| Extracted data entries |
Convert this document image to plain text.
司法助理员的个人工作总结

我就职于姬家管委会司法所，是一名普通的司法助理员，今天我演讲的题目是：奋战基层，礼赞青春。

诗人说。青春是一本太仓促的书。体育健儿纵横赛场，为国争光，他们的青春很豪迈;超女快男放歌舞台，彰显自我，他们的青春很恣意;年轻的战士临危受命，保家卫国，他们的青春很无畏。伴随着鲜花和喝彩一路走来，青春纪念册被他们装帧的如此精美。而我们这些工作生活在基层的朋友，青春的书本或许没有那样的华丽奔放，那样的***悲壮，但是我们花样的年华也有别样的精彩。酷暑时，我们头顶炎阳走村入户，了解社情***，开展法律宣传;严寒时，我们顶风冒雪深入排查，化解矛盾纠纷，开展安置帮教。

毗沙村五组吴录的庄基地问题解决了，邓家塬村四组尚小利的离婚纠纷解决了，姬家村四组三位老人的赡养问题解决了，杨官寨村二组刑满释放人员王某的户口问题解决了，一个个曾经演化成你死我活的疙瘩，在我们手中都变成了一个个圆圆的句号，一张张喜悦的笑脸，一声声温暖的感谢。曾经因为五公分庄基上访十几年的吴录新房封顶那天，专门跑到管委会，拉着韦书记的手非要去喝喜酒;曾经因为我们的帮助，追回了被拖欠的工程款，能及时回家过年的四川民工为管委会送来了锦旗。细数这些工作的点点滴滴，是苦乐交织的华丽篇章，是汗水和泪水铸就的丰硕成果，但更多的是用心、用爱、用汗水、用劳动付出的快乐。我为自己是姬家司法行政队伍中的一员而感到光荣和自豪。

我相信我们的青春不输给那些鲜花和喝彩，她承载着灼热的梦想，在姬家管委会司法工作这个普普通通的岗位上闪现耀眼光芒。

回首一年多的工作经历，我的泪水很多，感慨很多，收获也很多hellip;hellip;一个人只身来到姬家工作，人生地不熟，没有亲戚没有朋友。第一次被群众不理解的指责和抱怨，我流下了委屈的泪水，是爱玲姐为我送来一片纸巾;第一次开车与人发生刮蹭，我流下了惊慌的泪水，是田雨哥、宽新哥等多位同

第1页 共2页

---

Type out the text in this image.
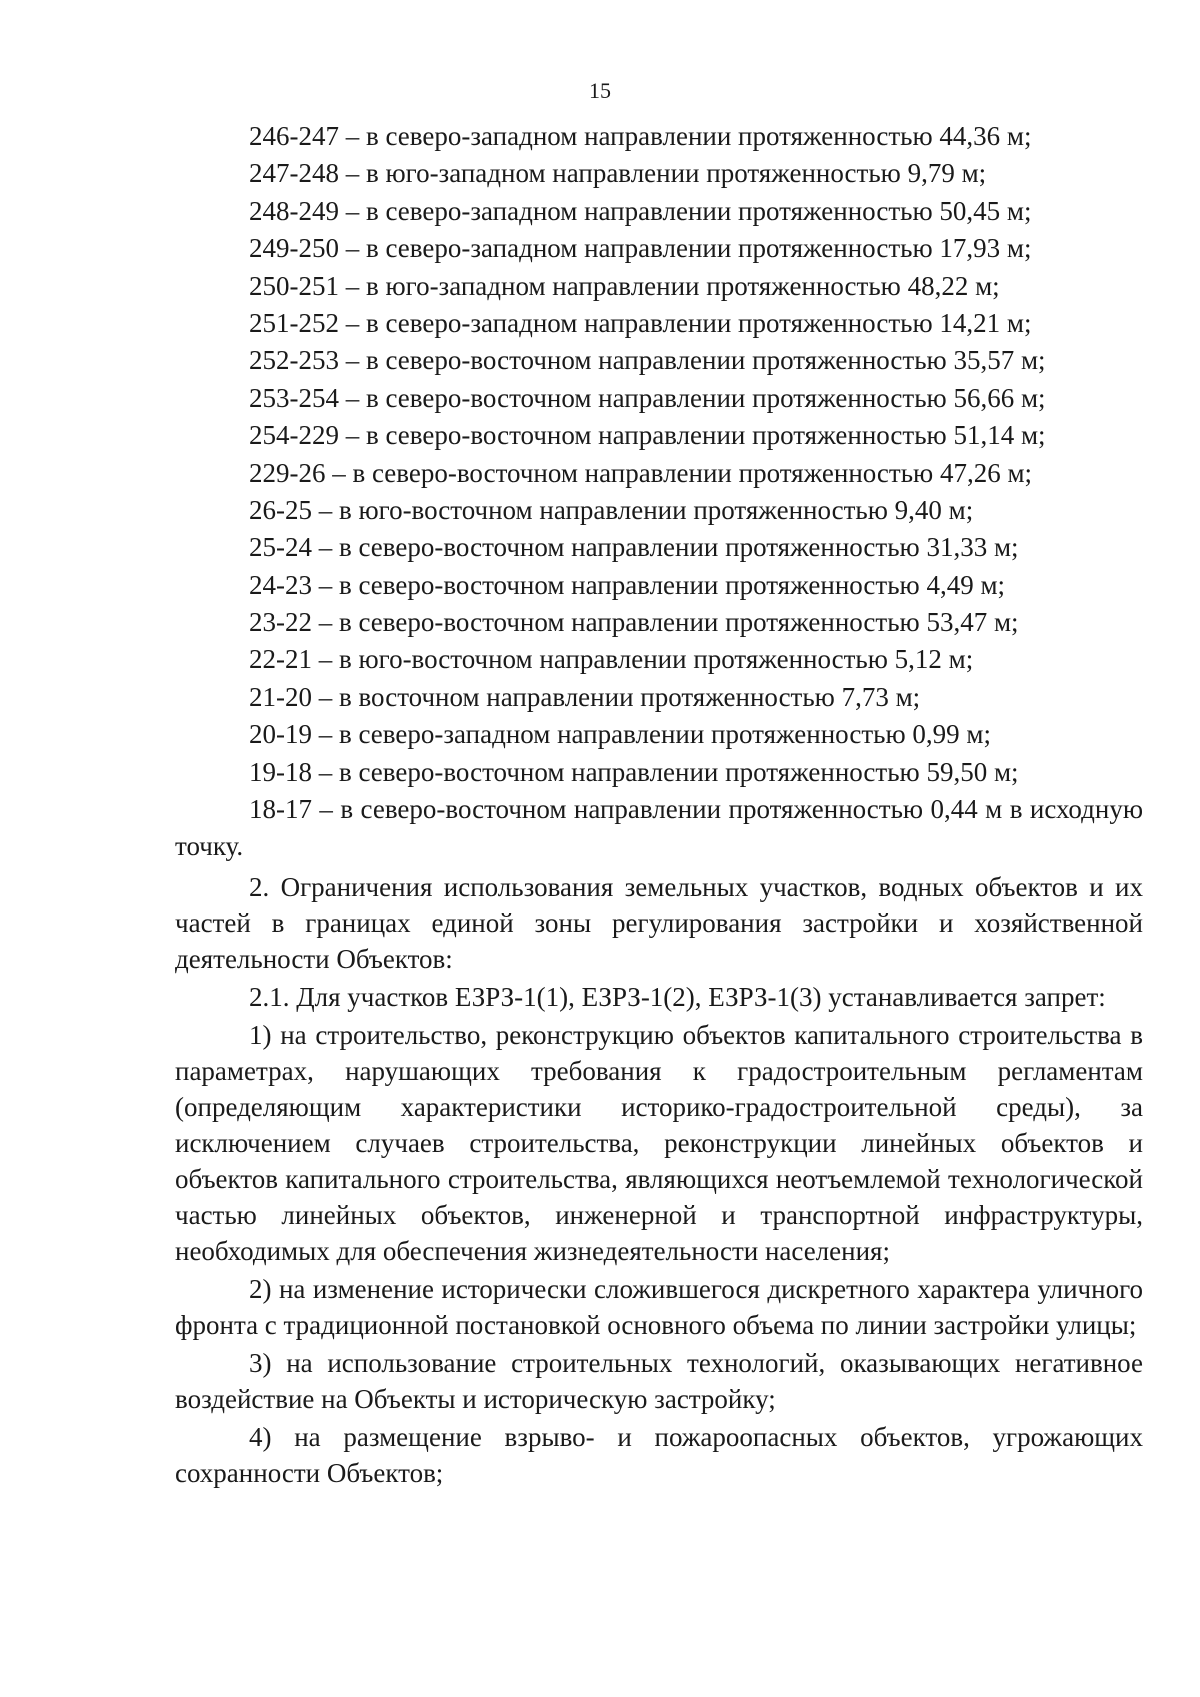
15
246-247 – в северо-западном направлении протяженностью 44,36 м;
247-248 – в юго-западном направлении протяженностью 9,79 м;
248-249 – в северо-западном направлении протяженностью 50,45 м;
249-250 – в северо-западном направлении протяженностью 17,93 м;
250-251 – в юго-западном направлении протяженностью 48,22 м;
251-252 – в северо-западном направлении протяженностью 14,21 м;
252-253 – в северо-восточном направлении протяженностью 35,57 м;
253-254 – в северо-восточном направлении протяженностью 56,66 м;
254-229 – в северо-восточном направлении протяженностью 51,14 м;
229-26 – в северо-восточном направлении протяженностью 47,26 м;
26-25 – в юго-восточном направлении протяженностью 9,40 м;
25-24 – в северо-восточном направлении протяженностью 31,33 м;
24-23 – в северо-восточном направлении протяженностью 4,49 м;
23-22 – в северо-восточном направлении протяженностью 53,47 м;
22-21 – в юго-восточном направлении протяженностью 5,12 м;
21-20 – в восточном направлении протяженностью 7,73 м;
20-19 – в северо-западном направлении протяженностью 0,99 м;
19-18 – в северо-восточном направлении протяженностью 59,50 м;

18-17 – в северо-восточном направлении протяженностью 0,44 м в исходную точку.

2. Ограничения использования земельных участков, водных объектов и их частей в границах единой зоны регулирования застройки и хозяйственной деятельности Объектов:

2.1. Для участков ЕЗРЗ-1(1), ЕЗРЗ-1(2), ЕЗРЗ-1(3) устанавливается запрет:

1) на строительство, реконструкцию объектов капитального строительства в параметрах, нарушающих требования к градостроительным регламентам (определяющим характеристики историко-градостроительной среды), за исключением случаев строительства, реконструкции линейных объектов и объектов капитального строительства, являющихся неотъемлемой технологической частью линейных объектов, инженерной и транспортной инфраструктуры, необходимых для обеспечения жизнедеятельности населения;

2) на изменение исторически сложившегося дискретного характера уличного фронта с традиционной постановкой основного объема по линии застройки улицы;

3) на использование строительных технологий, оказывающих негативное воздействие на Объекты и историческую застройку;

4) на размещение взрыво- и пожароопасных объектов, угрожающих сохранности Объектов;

| SET TASK |
Out of the material above, select every line that holds the string "image".

| FINAL RESULT |
Convert this document image to plain text.
Type out the text in this image.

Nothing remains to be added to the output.